Request:
Lay out the data from its first line through the line containing "legend-swatch-headline — [0, 87, 16, 88]", inclusive, as a Markdown table with the columns Row and Text. Give each line's number under Row and the line under Text, and leave out blank lines.

Data entries:
--- Begin ---

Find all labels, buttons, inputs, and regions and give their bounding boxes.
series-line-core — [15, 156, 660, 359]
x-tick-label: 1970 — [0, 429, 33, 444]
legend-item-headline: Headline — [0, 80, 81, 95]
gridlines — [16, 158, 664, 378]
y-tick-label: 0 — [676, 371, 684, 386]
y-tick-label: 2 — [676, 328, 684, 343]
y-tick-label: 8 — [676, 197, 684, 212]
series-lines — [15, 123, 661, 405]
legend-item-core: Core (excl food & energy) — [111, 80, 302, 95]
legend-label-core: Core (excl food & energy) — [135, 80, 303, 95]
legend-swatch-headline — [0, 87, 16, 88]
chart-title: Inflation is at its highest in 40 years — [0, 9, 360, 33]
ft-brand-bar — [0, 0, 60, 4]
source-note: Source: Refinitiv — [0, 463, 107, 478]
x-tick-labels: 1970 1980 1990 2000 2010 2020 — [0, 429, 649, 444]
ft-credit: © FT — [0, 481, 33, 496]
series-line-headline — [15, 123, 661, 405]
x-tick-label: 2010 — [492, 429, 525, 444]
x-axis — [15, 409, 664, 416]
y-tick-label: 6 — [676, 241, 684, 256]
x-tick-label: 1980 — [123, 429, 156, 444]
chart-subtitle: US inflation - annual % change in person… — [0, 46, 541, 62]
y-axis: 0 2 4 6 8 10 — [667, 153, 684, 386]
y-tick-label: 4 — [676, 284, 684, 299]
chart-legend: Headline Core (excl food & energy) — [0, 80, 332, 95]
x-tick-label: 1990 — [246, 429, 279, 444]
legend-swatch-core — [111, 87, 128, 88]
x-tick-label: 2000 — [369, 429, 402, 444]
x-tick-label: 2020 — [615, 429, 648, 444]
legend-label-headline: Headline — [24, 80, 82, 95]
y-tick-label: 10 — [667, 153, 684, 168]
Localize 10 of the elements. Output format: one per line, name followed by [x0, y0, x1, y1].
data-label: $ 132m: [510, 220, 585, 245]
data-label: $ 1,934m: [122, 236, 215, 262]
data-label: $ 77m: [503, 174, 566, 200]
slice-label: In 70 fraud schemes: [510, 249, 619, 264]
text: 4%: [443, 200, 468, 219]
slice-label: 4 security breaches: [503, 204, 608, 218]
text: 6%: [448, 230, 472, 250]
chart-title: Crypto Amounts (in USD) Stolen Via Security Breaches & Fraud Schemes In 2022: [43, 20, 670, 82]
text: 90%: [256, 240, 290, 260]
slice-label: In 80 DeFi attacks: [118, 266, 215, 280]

--- End ---

Exercise output:
| Row | Text |
|---|---|
| 1 | Find all labels, buttons, inputs, and regions and give their bounding boxes. |
| 2 | series-line-core — [15, 156, 660, 359] |
| 3 | x-tick-label: 1970 — [0, 429, 33, 444] |
| 4 | legend-item-headline: Headline — [0, 80, 81, 95] |
| 5 | gridlines — [16, 158, 664, 378] |
| 6 | y-tick-label: 0 — [676, 371, 684, 386] |
| 7 | y-tick-label: 2 — [676, 328, 684, 343] |
| 8 | y-tick-label: 8 — [676, 197, 684, 212] |
| 9 | series-lines — [15, 123, 661, 405] |
| 10 | legend-item-core: Core (excl food & energy) — [111, 80, 302, 95] |
| 11 | legend-label-core: Core (excl food & energy) — [135, 80, 303, 95] |
| 12 | legend-swatch-headline — [0, 87, 16, 88] |